**Description of the task:** Copy out every line in the entries below that includes "value".

Records from a data source
# # # #
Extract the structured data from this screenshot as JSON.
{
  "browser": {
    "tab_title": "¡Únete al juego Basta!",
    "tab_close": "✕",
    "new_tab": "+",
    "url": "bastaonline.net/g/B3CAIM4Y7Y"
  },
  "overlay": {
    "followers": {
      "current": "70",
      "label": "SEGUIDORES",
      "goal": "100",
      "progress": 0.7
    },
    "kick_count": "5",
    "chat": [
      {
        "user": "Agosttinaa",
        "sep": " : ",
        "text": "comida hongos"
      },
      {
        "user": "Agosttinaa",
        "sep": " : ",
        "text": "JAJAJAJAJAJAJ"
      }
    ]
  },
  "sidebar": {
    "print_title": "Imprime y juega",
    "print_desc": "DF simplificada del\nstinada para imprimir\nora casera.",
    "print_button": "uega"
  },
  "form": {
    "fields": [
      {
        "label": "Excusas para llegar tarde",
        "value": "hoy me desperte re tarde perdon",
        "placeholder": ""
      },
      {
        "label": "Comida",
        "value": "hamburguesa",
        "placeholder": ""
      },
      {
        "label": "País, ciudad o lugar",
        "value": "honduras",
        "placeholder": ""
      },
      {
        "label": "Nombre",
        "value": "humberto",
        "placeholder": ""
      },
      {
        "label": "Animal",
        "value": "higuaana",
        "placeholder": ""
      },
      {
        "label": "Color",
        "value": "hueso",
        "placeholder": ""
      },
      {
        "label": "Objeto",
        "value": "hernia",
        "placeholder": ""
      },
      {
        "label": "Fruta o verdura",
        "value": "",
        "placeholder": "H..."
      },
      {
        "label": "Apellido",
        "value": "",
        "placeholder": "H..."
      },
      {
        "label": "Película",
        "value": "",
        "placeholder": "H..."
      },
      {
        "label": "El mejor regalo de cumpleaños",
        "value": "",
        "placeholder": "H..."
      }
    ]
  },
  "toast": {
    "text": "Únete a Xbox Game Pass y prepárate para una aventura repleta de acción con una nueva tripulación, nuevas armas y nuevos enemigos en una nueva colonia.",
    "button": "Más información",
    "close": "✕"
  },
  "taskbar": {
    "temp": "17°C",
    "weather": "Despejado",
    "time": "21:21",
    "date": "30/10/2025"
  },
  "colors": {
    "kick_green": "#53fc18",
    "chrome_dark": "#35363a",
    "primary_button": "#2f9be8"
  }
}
# # # #
**Result:**
        "value": "hoy me desperte re tarde perdon",
        "value": "hamburguesa",
        "value": "honduras",
        "value": "humberto",
        "value": "higuaana",
        "value": "hueso",
        "value": "hernia",
        "value": "",
        "value": "",
        "value": "",
        "value": "",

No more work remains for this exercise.